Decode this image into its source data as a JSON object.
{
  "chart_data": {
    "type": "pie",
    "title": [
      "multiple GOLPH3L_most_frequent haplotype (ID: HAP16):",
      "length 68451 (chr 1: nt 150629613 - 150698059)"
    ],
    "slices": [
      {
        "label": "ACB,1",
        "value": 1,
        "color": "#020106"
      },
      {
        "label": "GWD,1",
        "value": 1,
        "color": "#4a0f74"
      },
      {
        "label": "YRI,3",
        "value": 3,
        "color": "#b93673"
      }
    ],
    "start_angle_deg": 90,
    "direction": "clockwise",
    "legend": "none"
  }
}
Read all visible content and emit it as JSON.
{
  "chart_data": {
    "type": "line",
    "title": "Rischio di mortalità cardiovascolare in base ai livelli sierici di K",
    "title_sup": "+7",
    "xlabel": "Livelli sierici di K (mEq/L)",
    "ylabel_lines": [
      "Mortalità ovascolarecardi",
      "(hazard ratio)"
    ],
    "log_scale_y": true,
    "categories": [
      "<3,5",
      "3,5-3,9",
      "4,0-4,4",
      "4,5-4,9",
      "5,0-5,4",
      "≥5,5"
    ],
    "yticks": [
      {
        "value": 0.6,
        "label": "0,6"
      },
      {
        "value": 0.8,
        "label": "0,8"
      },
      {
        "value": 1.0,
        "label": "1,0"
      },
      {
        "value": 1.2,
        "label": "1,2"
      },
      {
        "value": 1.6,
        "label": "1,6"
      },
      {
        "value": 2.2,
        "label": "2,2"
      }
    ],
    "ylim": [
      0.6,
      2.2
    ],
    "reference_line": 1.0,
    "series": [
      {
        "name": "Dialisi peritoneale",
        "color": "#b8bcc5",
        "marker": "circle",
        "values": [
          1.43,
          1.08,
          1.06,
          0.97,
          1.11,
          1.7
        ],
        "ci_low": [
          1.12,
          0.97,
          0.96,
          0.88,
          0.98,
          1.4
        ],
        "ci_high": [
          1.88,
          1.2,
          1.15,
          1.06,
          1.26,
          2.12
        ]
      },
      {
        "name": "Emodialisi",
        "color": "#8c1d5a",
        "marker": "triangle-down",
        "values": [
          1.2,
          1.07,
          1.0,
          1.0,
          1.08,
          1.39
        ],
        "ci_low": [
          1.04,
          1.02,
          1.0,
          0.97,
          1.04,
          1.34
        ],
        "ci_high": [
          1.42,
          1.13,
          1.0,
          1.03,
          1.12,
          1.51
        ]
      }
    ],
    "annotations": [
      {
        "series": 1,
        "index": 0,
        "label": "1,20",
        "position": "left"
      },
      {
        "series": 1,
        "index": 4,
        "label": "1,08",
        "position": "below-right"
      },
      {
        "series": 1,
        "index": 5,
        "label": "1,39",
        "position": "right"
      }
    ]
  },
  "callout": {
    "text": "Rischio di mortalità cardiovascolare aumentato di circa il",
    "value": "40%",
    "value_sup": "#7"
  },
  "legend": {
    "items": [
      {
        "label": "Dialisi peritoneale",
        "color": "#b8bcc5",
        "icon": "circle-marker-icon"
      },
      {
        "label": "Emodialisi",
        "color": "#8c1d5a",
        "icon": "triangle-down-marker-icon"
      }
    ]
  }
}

> [Your objective] Track down all lines above with the string "triangle" and copy them.

> [Worked solution]
        "marker": "triangle-down",
        "icon": "triangle-down-marker-icon"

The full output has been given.